**Record excerpts**

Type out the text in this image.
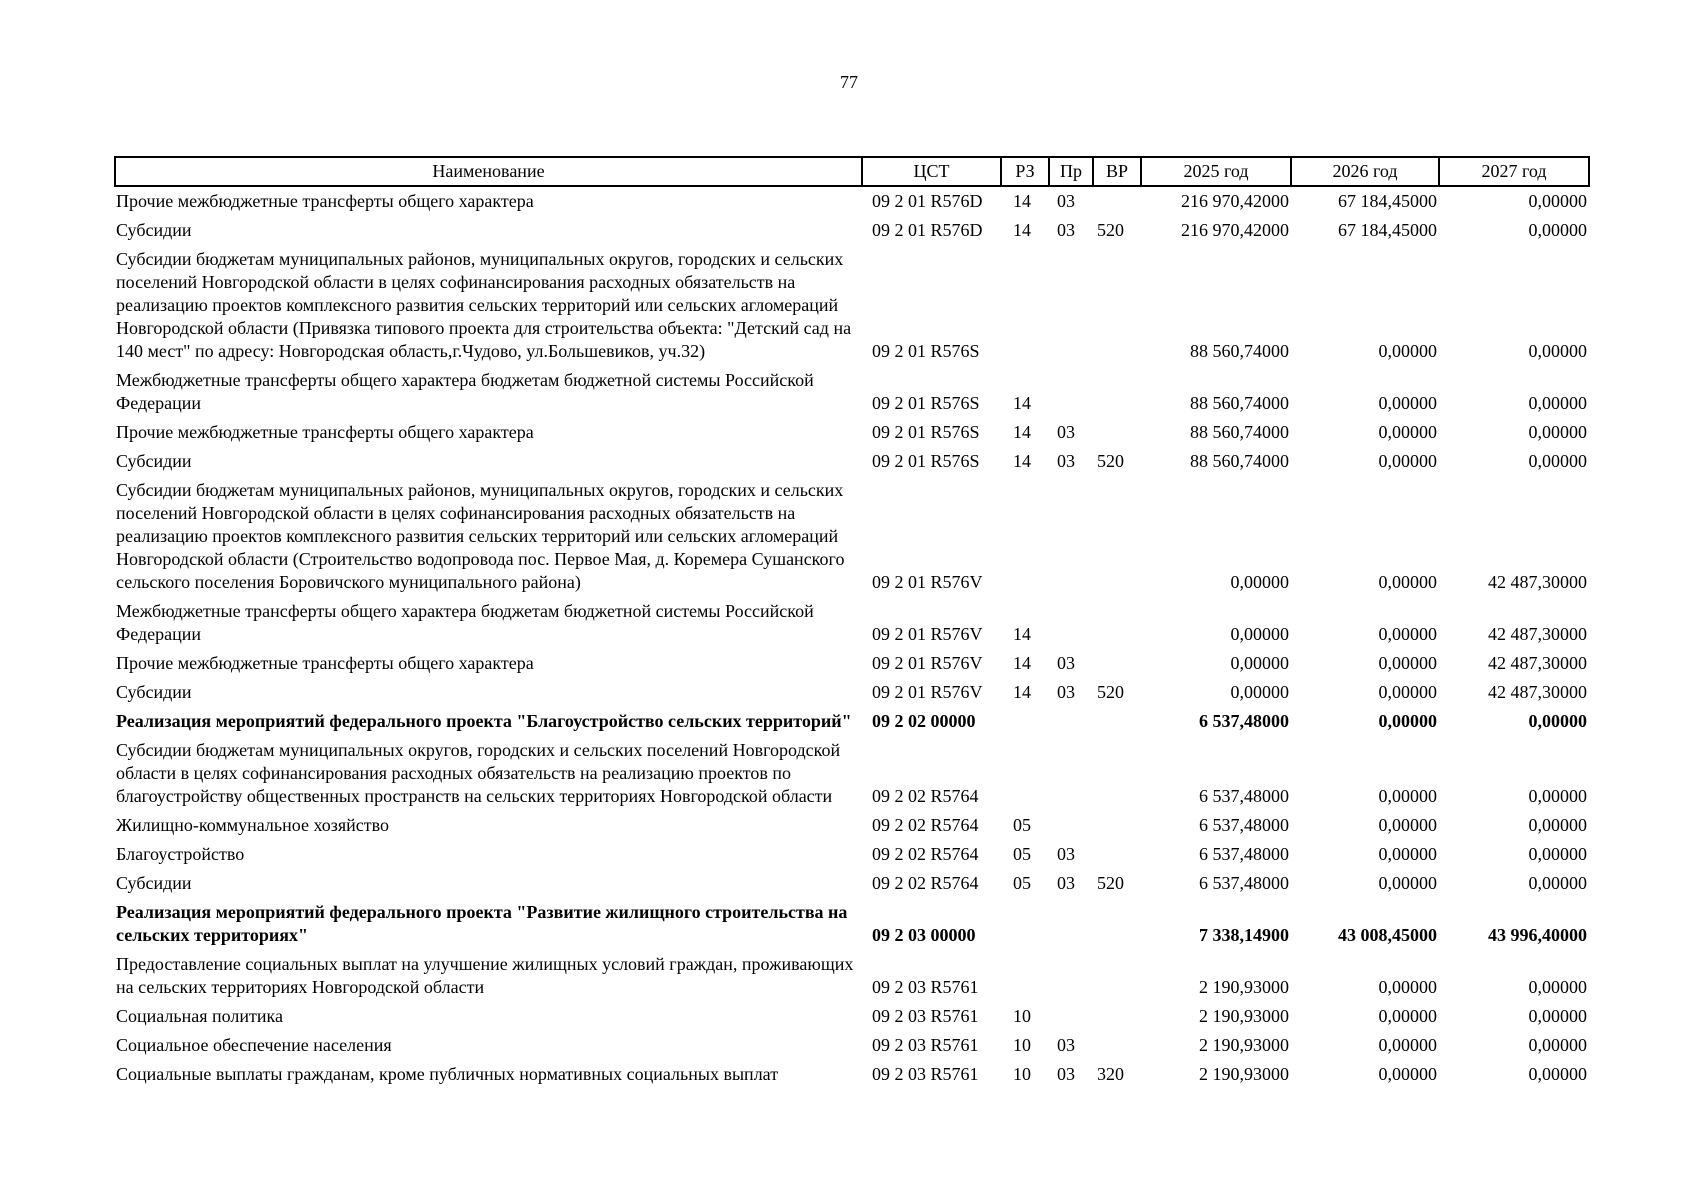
77
Наименование	ЦСТ	РЗ	Пр	ВР	2025 год	2026 год	2027 год
Прочие межбюджетные трансферты общего характера	09 2 01 R576D	14	03		216 970,42000	67 184,45000	0,00000
Субсидии	09 2 01 R576D	14	03	520	216 970,42000	67 184,45000	0,00000
Субсидии бюджетам муниципальных районов, муниципальных округов, городских и сельских поселений Новгородской области в целях софинансирования расходных обязательств на реализацию проектов комплексного развития сельских территорий или сельских агломераций Новгородской области (Привязка типового проекта для строительства объекта: "Детский сад на 140 мест" по адресу: Новгородская область,г.Чудово, ул.Большевиков, уч.32)	09 2 01 R576S				88 560,74000	0,00000	0,00000
Межбюджетные трансферты общего характера бюджетам бюджетной системы Российской Федерации	09 2 01 R576S	14			88 560,74000	0,00000	0,00000
Прочие межбюджетные трансферты общего характера	09 2 01 R576S	14	03		88 560,74000	0,00000	0,00000
Субсидии	09 2 01 R576S	14	03	520	88 560,74000	0,00000	0,00000
Субсидии бюджетам муниципальных районов, муниципальных округов, городских и сельских поселений Новгородской области в целях софинансирования расходных обязательств на реализацию проектов комплексного развития сельских территорий или сельских агломераций Новгородской области (Строительство водопровода пос. Первое Мая, д. Коремера Сушанского сельского поселения Боровичского муниципального района)	09 2 01 R576V				0,00000	0,00000	42 487,30000
Межбюджетные трансферты общего характера бюджетам бюджетной системы Российской Федерации	09 2 01 R576V	14			0,00000	0,00000	42 487,30000
Прочие межбюджетные трансферты общего характера	09 2 01 R576V	14	03		0,00000	0,00000	42 487,30000
Субсидии	09 2 01 R576V	14	03	520	0,00000	0,00000	42 487,30000
Реализация мероприятий федерального проекта "Благоустройство сельских территорий"	09 2 02 00000				6 537,48000	0,00000	0,00000
Субсидии бюджетам муниципальных округов, городских и сельских поселений Новгородской области в целях софинансирования расходных обязательств на реализацию проектов по благоустройству общественных пространств на сельских территориях Новгородской области	09 2 02 R5764				6 537,48000	0,00000	0,00000
Жилищно-коммунальное хозяйство	09 2 02 R5764	05			6 537,48000	0,00000	0,00000
Благоустройство	09 2 02 R5764	05	03		6 537,48000	0,00000	0,00000
Субсидии	09 2 02 R5764	05	03	520	6 537,48000	0,00000	0,00000
Реализация мероприятий федерального проекта "Развитие жилищного строительства на сельских территориях"	09 2 03 00000				7 338,14900	43 008,45000	43 996,40000
Предоставление социальных выплат на улучшение жилищных условий граждан, проживающих на сельских территориях Новгородской области	09 2 03 R5761				2 190,93000	0,00000	0,00000
Социальная политика	09 2 03 R5761	10			2 190,93000	0,00000	0,00000
Социальное обеспечение населения	09 2 03 R5761	10	03		2 190,93000	0,00000	0,00000
Социальные выплаты гражданам, кроме публичных нормативных социальных выплат	09 2 03 R5761	10	03	320	2 190,93000	0,00000	0,00000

**Problem to solve**
Pull out each line holding the string "Российской".

**Answer to the exercise**
Межбюджетные трансферты общего характера бюджетам бюджетной системы Российской Федерации	09 2 01 R576S	14			88 560,74000	0,00000	0,00000
Межбюджетные трансферты общего характера бюджетам бюджетной системы Российской Федерации	09 2 01 R576V	14			0,00000	0,00000	42 487,30000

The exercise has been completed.